Given problem: From the entries that follow, pick out all lines holding "professional".

Data section:

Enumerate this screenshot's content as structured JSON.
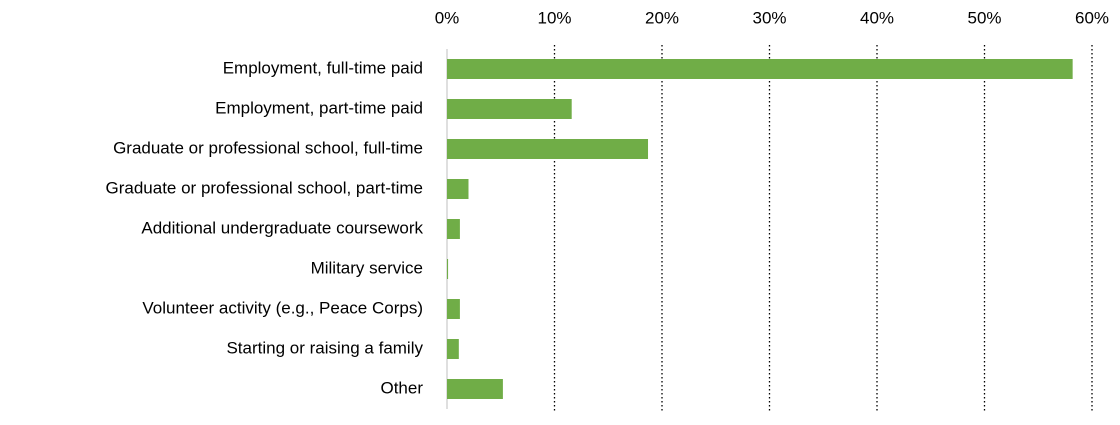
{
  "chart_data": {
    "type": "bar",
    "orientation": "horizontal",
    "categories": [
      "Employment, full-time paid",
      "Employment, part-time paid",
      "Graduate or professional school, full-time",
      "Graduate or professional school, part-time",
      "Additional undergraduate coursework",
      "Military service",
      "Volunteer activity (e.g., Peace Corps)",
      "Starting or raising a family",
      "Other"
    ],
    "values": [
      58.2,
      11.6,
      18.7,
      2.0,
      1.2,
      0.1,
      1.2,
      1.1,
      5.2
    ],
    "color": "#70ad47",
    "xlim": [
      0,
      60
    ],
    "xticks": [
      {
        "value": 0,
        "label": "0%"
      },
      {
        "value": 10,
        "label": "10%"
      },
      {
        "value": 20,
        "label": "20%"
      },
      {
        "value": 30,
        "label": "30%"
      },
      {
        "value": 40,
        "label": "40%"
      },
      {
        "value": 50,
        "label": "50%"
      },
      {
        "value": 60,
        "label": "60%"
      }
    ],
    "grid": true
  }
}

Solution below:
      "Graduate or professional school, full-time",
      "Graduate or professional school, part-time",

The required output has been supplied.